>> Start

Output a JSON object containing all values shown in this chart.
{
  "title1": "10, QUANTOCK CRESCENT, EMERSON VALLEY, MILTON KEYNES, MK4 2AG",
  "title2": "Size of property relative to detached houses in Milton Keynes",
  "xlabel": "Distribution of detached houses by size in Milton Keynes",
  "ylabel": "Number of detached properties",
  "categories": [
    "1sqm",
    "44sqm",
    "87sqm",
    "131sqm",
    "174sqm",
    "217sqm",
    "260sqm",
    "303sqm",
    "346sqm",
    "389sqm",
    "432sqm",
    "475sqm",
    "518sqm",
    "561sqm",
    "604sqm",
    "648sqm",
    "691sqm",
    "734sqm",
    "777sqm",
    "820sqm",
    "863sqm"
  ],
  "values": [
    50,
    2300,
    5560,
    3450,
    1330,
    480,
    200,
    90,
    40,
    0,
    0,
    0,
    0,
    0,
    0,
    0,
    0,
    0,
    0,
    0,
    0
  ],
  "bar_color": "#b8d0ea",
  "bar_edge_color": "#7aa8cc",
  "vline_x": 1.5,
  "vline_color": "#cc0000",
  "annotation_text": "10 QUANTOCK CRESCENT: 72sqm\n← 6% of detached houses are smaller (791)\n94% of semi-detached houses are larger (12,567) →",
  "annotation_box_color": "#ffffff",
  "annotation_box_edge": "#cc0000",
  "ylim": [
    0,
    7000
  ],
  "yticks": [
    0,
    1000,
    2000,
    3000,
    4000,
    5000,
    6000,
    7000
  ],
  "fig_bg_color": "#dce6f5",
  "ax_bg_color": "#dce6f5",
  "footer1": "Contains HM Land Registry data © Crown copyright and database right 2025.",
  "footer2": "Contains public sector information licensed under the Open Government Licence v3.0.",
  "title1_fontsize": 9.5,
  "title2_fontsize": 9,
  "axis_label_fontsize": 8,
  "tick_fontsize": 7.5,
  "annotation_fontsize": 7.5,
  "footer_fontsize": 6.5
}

>> End

• [TASK PROMPT]:
Quote the data above in full, changing nothing.

• [FINAL ANSWER]:
Output a JSON object containing all values shown in this chart.
{
  "title1": "10, QUANTOCK CRESCENT, EMERSON VALLEY, MILTON KEYNES, MK4 2AG",
  "title2": "Size of property relative to detached houses in Milton Keynes",
  "xlabel": "Distribution of detached houses by size in Milton Keynes",
  "ylabel": "Number of detached properties",
  "categories": [
    "1sqm",
    "44sqm",
    "87sqm",
    "131sqm",
    "174sqm",
    "217sqm",
    "260sqm",
    "303sqm",
    "346sqm",
    "389sqm",
    "432sqm",
    "475sqm",
    "518sqm",
    "561sqm",
    "604sqm",
    "648sqm",
    "691sqm",
    "734sqm",
    "777sqm",
    "820sqm",
    "863sqm"
  ],
  "values": [
    50,
    2300,
    5560,
    3450,
    1330,
    480,
    200,
    90,
    40,
    0,
    0,
    0,
    0,
    0,
    0,
    0,
    0,
    0,
    0,
    0,
    0
  ],
  "bar_color": "#b8d0ea",
  "bar_edge_color": "#7aa8cc",
  "vline_x": 1.5,
  "vline_color": "#cc0000",
  "annotation_text": "10 QUANTOCK CRESCENT: 72sqm\n← 6% of detached houses are smaller (791)\n94% of semi-detached houses are larger (12,567) →",
  "annotation_box_color": "#ffffff",
  "annotation_box_edge": "#cc0000",
  "ylim": [
    0,
    7000
  ],
  "yticks": [
    0,
    1000,
    2000,
    3000,
    4000,
    5000,
    6000,
    7000
  ],
  "fig_bg_color": "#dce6f5",
  "ax_bg_color": "#dce6f5",
  "footer1": "Contains HM Land Registry data © Crown copyright and database right 2025.",
  "footer2": "Contains public sector information licensed under the Open Government Licence v3.0.",
  "title1_fontsize": 9.5,
  "title2_fontsize": 9,
  "axis_label_fontsize": 8,
  "tick_fontsize": 7.5,
  "annotation_fontsize": 7.5,
  "footer_fontsize": 6.5
}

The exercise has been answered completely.